--- Extracted entries ---

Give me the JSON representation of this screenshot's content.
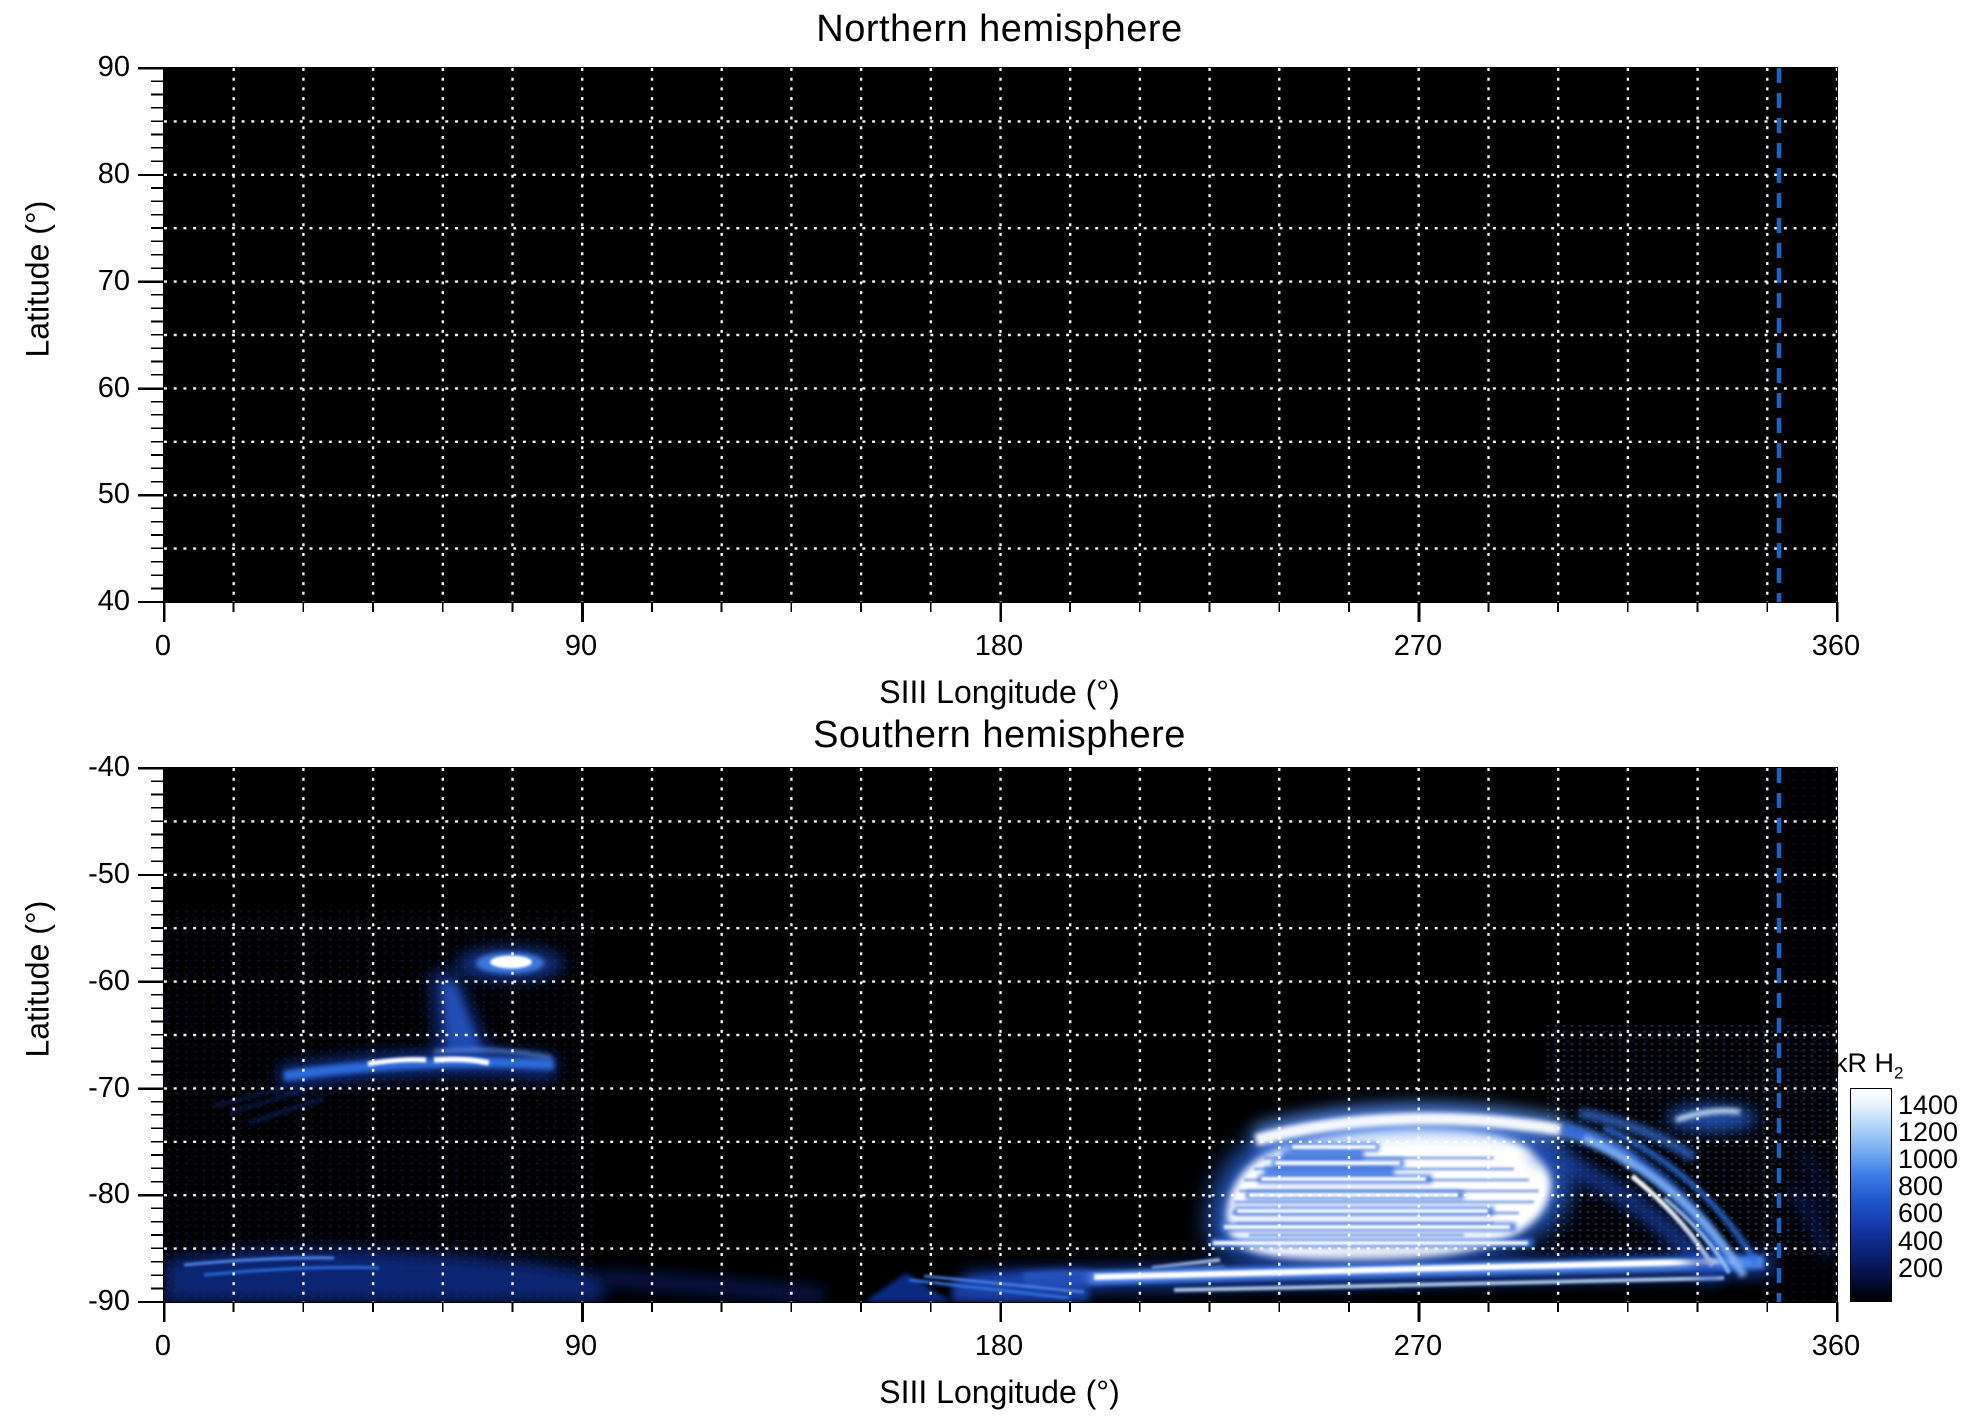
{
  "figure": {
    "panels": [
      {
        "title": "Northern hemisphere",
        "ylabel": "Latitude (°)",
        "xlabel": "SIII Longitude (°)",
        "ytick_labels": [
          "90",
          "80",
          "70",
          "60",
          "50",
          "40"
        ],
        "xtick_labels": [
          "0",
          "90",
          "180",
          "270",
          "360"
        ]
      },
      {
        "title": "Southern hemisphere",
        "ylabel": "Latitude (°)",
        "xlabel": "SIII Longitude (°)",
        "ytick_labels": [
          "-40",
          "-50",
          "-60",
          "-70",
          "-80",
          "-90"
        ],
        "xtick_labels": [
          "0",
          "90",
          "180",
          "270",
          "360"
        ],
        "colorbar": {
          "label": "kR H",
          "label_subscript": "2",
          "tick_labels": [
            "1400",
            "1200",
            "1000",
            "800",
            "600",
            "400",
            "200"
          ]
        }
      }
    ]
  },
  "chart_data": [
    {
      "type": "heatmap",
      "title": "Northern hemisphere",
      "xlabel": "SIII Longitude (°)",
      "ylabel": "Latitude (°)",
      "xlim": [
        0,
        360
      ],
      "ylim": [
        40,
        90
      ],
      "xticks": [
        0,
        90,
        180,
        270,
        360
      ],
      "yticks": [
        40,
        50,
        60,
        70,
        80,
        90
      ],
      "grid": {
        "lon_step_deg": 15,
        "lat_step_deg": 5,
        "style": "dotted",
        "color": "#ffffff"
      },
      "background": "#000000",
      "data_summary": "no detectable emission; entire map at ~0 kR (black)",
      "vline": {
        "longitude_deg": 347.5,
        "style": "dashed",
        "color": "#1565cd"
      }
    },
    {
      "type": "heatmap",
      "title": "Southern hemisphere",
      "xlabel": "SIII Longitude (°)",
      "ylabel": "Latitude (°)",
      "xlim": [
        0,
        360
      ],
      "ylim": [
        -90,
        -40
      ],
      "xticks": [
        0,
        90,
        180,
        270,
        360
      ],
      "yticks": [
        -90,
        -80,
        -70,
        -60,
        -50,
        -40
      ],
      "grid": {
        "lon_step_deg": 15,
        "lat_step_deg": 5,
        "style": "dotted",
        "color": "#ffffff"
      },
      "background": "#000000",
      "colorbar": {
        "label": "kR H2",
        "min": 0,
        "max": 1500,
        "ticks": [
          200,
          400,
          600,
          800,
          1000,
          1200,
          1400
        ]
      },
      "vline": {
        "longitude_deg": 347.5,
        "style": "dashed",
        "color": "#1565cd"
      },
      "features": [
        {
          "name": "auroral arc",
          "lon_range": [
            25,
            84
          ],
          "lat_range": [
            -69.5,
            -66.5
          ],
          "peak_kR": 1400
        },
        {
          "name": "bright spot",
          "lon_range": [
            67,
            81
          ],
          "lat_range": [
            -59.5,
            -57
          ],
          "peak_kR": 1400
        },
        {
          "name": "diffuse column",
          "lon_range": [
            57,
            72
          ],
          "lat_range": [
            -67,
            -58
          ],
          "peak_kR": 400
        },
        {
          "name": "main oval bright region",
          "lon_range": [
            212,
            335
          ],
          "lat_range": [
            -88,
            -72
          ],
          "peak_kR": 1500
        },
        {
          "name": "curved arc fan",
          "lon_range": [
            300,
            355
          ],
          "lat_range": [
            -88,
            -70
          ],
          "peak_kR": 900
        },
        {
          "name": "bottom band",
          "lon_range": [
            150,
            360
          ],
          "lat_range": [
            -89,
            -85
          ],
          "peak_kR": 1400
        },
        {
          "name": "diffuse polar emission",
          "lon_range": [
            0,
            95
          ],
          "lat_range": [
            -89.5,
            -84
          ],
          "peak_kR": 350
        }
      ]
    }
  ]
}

---
--- Extracted entries ---

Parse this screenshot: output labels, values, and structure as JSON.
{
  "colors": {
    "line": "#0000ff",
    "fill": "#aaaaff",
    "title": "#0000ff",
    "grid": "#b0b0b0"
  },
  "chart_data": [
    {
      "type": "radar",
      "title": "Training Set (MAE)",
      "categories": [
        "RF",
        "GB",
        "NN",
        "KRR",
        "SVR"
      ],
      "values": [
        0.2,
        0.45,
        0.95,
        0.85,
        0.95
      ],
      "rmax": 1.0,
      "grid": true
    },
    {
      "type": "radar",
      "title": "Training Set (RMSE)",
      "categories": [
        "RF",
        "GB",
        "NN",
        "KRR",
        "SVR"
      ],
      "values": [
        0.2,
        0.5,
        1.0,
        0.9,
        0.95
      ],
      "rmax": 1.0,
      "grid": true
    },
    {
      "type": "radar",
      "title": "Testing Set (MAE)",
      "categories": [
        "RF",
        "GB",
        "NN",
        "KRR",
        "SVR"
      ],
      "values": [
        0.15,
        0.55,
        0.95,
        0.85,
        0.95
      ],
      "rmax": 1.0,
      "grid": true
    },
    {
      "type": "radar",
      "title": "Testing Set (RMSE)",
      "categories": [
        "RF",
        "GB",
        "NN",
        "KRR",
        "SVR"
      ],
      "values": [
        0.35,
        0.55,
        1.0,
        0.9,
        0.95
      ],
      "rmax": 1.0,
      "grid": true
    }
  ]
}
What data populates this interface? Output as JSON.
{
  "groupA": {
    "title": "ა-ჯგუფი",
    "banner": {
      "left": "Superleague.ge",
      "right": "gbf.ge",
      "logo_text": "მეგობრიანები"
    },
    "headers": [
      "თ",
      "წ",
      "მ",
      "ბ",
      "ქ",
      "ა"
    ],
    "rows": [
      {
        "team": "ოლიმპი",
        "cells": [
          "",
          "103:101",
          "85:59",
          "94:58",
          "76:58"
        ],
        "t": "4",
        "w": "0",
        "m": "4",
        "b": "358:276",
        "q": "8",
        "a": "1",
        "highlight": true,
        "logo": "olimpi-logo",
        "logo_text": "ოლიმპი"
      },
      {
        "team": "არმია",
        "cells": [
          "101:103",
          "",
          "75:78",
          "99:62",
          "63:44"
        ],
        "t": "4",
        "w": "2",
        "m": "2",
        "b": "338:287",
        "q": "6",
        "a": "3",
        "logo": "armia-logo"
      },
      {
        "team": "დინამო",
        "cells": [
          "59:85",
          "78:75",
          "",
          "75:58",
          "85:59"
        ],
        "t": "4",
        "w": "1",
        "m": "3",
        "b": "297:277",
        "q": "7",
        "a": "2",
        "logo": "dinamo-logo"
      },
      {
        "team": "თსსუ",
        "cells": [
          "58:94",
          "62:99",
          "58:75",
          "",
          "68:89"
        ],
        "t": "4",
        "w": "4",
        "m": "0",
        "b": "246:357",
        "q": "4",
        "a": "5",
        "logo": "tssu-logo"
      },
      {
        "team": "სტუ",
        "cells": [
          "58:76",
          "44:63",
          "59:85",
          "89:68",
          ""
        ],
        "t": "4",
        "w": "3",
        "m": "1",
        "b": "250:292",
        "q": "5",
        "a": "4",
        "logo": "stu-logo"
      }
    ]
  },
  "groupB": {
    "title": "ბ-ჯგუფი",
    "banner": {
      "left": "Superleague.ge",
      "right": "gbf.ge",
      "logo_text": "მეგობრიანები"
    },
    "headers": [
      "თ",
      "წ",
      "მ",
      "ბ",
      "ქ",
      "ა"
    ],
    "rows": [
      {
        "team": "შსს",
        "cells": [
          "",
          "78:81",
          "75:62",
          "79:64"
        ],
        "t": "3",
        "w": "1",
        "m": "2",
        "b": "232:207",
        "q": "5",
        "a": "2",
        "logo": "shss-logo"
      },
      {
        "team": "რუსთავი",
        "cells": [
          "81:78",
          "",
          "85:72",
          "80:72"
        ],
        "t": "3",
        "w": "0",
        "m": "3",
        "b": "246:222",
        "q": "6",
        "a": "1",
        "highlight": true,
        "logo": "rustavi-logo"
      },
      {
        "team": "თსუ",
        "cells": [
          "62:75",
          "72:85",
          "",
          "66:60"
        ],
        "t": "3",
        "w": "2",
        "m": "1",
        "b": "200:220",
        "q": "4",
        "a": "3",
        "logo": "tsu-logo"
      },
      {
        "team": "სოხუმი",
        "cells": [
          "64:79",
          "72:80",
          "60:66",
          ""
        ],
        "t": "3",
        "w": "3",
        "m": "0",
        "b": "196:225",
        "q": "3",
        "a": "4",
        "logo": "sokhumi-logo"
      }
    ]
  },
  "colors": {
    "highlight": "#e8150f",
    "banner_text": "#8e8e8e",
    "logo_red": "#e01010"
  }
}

---

**Task prompt**
Lines that include the word "JSON" are to be extracted from the data above.

**Finished answer**
Give me the JSON representation of this screenshot's content.
Parse this screenshot: output labels, values, and structure as JSON.
What data populates this interface? Output as JSON.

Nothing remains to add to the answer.